■ **Information supplied**:
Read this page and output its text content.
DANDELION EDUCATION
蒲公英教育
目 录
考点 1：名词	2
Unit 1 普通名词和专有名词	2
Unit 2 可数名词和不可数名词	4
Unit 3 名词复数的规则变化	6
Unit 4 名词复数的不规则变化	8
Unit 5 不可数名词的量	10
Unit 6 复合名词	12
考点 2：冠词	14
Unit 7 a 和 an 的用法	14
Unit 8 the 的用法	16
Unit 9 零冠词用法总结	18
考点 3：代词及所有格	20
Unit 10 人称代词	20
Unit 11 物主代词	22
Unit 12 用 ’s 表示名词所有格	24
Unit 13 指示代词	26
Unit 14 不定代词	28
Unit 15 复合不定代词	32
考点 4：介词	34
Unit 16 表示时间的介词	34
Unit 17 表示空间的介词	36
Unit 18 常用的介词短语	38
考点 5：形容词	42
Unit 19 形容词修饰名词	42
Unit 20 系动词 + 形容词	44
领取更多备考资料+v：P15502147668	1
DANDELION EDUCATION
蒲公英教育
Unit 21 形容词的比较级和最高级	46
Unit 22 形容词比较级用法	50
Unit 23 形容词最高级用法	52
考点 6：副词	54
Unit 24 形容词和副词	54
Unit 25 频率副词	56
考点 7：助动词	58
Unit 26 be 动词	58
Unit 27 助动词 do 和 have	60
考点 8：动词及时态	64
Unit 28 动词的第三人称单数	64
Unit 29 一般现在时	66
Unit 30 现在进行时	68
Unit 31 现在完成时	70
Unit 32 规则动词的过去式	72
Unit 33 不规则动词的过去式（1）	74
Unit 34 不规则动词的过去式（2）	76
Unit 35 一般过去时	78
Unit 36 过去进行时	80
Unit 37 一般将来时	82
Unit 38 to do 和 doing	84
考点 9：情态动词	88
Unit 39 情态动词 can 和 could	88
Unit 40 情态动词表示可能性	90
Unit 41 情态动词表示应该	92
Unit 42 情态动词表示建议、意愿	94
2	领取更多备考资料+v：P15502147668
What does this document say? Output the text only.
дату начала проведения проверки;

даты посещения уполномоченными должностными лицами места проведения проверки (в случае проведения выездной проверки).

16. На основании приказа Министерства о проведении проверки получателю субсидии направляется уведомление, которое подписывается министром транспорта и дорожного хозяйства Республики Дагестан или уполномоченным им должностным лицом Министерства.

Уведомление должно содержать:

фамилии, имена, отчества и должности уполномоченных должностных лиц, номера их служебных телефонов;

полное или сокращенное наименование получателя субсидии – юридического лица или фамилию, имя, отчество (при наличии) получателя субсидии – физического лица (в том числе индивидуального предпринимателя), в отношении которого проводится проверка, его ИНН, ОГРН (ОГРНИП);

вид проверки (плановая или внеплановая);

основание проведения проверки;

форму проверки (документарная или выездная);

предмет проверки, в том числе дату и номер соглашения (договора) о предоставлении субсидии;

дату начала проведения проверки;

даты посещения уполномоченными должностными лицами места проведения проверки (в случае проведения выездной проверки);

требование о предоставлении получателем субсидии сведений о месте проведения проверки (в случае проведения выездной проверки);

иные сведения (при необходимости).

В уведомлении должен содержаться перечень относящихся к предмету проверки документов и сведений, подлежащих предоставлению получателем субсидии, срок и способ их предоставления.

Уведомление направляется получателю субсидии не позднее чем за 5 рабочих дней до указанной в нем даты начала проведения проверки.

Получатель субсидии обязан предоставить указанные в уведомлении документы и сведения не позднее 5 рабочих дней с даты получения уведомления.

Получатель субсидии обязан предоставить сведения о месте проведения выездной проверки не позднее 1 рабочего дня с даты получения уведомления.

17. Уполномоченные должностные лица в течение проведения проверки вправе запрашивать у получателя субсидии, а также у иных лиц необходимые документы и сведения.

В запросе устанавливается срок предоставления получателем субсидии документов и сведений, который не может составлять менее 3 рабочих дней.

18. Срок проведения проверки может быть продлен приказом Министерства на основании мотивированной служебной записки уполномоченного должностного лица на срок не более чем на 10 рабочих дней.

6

■ **What needs to be done**: Gather up every line in the data above that contains the word "Получатель", copying each one.

■ **Result of the exercise**:
Получатель субсидии обязан предоставить указанные в уведомлении документы и сведения не позднее 5 рабочих дней с даты получения уведомления.
Получатель субсидии обязан предоставить сведения о месте проведения выездной проверки не позднее 1 рабочего дня с даты получения уведомления.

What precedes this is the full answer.